====== SEITENAUSZUG ======
Serie „Babylon Köln“Tod im Haferfeld – von einem Ehemord in Köln-Stammheim
- Köln war in den 20er Jahren geprägt vom ausschweifenden Leben, aber auch von hemmungsloser Gewalt und Kriminalität.
- In unserer Serie „Babylon Köln“ berichten wir über einen Ehemord in Stammheim im Jahr des Kapp-Putsches.
Köln – Es war bereits gegen 4 Uhr am Nachmittag des Freitag, 18. Juni 1920, als ein Fuhrmann unterwegs nach Flittard einen schrecklichen Fund machte. In einem Haferfeld an der Militärringstraße bei Stammheim, ungefähr 120 Meter von der Düsseldorfer Chaussee entfernt, sah er eine schlafende Frau liegen. Als er nur etwa 50 Meter weiter abseits des Weges auch noch eine Damenhandtasche entdeckte, dämmerte in ihm ein schrecklicher Verdacht. Er kehrte um. Das Mädchen, es mochte zwischen 20 und 25 Jahre alt sein, war tot.
Ein tiefer Schnitt ging vom Halswirbel nach der linken Halsseite zu durch die Halsschlagader. Eine weitere Wunde klaffte an ihrer linken Schläfe. Weil weder an der Leiche noch in der Handtasche Papiere zu finden waren, tappte die Polizei zunächst im Dunkeln, um wen es sich handelte. Immerhin meldeten sich schon bald Zeugen, die das Mädchen einige Stunden zuvor in Begleitung eines etwa 25 Jahre alten Mannes gesehen haben wollten. Die Spur führte schließlich nach Bochum.
======
### [AUFGABE 1]
Wo fand der Fuhrmann laut dem Seitenauszug die tote Frau?
Die Datensätze stehen in keinem Zusammenhang mit dem Seitenauszug.
====== DATEN ZUR BEARBEITUNG ======
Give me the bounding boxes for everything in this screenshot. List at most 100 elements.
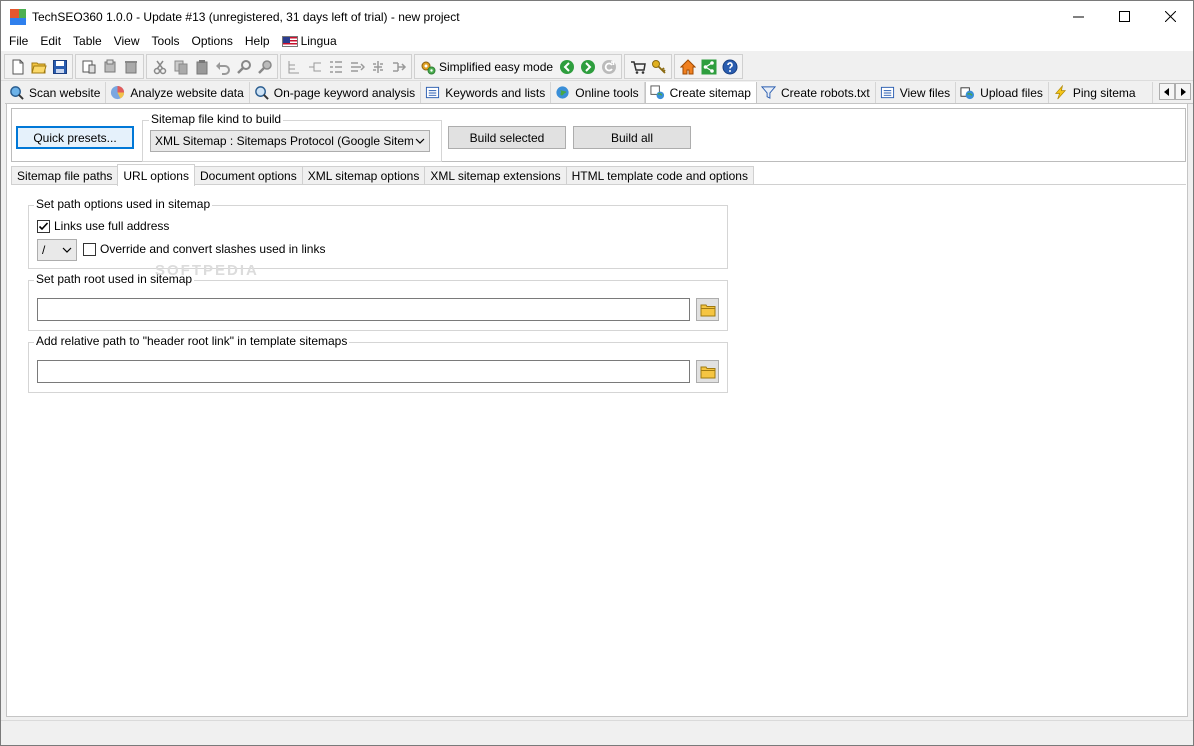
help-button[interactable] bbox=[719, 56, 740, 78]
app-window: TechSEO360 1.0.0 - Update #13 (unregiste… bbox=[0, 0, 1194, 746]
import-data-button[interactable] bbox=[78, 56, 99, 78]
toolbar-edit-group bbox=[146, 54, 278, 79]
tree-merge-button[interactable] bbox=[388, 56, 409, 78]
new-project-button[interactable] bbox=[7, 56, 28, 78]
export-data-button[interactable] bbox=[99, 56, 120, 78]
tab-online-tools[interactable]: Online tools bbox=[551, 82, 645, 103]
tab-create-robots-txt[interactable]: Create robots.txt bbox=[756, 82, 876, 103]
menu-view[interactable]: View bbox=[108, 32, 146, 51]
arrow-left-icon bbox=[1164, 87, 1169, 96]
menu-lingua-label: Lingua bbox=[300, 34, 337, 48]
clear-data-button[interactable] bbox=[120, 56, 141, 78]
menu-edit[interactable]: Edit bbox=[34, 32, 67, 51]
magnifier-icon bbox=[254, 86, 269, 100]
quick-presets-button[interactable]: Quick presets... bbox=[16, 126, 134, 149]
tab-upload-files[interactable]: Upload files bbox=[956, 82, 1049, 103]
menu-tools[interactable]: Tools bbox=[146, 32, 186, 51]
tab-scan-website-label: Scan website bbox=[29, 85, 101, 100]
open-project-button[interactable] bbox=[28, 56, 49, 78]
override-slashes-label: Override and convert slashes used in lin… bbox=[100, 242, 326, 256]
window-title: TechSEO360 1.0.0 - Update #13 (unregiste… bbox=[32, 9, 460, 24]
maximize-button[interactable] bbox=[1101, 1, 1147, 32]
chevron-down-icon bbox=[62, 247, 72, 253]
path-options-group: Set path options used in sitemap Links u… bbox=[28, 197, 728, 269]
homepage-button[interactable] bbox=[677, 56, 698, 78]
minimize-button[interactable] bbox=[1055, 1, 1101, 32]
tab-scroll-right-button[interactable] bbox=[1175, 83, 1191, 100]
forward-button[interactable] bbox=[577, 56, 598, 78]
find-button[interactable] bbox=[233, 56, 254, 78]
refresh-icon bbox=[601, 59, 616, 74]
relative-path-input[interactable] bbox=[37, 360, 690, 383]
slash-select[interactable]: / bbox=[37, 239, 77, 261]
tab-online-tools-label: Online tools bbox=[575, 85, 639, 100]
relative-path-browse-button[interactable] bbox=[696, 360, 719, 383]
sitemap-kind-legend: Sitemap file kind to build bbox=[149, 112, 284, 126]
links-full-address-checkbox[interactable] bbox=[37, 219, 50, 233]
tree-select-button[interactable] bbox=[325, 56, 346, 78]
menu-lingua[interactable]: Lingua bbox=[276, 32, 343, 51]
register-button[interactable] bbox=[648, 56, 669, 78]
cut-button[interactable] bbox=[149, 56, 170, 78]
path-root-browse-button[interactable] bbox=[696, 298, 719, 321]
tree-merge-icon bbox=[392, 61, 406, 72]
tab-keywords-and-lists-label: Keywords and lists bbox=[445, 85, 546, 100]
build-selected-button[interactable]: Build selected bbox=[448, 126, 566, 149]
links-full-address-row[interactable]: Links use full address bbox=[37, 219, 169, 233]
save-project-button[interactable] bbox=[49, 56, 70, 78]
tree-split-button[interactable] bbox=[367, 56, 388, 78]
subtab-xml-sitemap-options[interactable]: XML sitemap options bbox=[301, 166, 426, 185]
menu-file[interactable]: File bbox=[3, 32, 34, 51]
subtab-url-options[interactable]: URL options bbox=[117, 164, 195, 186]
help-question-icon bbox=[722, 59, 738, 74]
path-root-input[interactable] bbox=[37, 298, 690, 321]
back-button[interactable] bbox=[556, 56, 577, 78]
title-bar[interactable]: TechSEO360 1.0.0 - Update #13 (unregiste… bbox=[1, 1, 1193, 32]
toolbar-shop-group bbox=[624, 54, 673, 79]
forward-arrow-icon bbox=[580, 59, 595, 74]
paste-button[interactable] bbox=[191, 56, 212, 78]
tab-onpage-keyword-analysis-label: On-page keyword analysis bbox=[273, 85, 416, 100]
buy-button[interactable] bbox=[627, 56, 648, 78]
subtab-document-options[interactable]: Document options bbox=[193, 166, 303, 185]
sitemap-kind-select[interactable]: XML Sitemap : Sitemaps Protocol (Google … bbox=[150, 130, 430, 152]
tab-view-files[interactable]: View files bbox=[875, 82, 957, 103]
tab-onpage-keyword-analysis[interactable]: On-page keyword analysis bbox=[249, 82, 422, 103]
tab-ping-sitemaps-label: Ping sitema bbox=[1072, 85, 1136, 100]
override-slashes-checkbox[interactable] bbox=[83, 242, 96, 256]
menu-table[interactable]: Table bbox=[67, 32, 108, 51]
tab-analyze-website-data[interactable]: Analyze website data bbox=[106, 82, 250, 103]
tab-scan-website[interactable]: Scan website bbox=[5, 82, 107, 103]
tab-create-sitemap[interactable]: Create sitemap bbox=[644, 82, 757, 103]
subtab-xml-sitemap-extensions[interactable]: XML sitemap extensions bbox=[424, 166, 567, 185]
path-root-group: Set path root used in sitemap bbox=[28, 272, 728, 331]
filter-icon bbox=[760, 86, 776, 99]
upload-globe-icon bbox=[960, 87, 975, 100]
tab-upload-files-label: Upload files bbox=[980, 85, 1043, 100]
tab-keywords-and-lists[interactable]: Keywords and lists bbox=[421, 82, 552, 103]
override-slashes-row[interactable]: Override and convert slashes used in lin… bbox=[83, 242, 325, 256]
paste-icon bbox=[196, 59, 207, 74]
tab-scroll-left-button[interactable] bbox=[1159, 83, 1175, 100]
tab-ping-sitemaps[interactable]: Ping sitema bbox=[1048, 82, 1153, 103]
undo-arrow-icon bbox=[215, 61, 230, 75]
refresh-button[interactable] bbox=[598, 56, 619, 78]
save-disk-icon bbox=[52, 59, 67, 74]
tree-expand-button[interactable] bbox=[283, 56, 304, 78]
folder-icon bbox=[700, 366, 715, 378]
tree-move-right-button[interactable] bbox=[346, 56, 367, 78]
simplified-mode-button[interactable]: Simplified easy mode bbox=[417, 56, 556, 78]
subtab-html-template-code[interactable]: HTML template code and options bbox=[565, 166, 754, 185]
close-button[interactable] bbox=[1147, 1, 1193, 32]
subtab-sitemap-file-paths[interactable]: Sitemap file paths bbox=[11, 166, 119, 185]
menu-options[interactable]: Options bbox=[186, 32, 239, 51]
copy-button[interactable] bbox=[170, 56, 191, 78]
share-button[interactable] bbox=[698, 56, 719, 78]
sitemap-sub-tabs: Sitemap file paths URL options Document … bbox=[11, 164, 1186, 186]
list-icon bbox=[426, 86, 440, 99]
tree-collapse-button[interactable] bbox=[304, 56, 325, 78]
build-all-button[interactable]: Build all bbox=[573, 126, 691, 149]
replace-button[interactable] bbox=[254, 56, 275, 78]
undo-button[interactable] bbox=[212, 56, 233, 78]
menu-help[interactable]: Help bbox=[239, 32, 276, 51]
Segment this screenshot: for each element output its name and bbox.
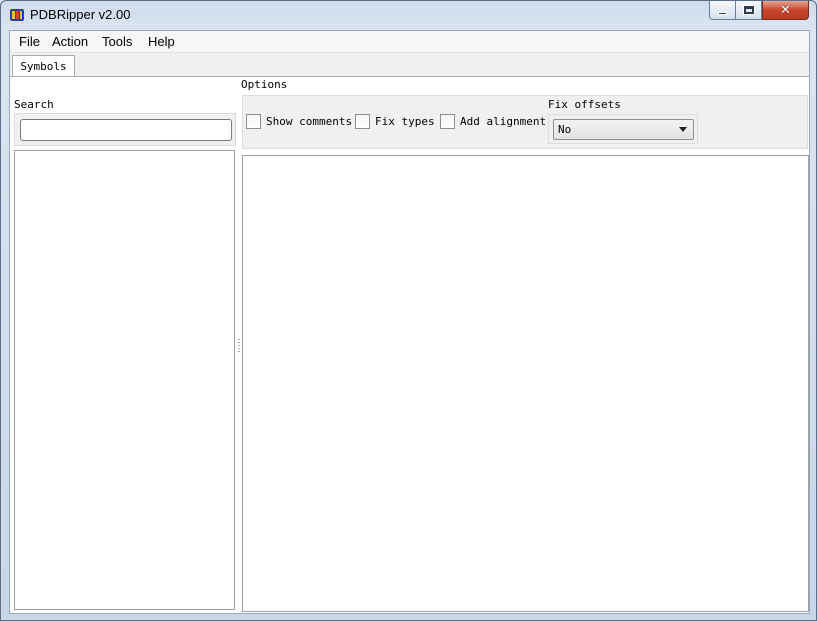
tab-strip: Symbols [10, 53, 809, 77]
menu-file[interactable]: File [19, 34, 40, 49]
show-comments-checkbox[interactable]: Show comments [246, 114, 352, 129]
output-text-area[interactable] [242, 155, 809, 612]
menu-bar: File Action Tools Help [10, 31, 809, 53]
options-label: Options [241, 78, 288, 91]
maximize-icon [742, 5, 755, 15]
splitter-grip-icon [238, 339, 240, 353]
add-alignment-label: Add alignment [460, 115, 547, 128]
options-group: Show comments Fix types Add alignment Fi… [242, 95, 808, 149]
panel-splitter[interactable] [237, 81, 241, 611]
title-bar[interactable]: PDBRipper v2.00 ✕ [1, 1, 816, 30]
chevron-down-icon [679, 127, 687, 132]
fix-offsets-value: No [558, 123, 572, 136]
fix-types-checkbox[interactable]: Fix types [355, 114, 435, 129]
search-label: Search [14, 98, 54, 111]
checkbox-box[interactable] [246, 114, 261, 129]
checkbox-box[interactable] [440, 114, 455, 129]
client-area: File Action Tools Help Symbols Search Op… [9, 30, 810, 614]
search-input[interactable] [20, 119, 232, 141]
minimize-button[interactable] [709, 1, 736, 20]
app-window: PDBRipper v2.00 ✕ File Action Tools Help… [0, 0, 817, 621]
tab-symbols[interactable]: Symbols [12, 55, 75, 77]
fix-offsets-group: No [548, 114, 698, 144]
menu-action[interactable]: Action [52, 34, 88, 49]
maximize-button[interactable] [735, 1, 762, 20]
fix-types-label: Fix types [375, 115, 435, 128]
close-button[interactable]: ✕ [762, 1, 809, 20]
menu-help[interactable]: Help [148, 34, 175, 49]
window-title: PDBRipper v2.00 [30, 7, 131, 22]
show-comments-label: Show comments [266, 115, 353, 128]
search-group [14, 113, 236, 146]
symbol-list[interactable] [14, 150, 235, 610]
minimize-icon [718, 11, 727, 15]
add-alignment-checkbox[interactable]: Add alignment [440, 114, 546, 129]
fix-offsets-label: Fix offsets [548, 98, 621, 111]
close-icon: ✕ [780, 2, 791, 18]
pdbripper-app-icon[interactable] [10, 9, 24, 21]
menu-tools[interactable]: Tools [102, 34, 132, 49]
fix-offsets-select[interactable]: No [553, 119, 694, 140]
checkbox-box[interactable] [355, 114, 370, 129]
======
### [AUFGABE 2]
Gib aus den Datensätzen die Zeilen unverändert aus, beginnend mit der Zeile, die „help-button[interactable] bbox=[719, 56, 740, 78]“ enthält, bis einschließlich der Zeile, die „maximize-button[interactable] bbox=[1101, 1, 1147, 32]“ enthält.

### [LÖSUNG 1]
In einem Haferfeld an der Militärringstraße bei Stammheim, ungefähr 120 Meter von der Düsseldorfer Chaussee entfernt.

### [LÖSUNG 2]
help-button[interactable] bbox=[719, 56, 740, 78]
app-window: TechSEO360 1.0.0 - Update #13 (unregiste… bbox=[0, 0, 1194, 746]
import-data-button[interactable] bbox=[78, 56, 99, 78]
toolbar-edit-group bbox=[146, 54, 278, 79]
tree-merge-button[interactable] bbox=[388, 56, 409, 78]
new-project-button[interactable] bbox=[7, 56, 28, 78]
export-data-button[interactable] bbox=[99, 56, 120, 78]
tab-online-tools[interactable]: Online tools bbox=[551, 82, 645, 103]
tab-create-robots-txt[interactable]: Create robots.txt bbox=[756, 82, 876, 103]
menu-view[interactable]: View bbox=[108, 32, 146, 51]
arrow-left-icon bbox=[1164, 87, 1169, 96]
menu-lingua-label: Lingua bbox=[300, 34, 337, 48]
clear-data-button[interactable] bbox=[120, 56, 141, 78]
menu-edit[interactable]: Edit bbox=[34, 32, 67, 51]
magnifier-icon bbox=[254, 86, 269, 100]
quick-presets-button[interactable]: Quick presets... bbox=[16, 126, 134, 149]
tab-upload-files[interactable]: Upload files bbox=[956, 82, 1049, 103]
menu-tools[interactable]: Tools bbox=[146, 32, 186, 51]
tab-scan-website-label: Scan website bbox=[29, 85, 101, 100]
open-project-button[interactable] bbox=[28, 56, 49, 78]
override-slashes-label: Override and convert slashes used in lin… bbox=[100, 242, 326, 256]
window-title: TechSEO360 1.0.0 - Update #13 (unregiste… bbox=[32, 9, 460, 24]
maximize-button[interactable] bbox=[1101, 1, 1147, 32]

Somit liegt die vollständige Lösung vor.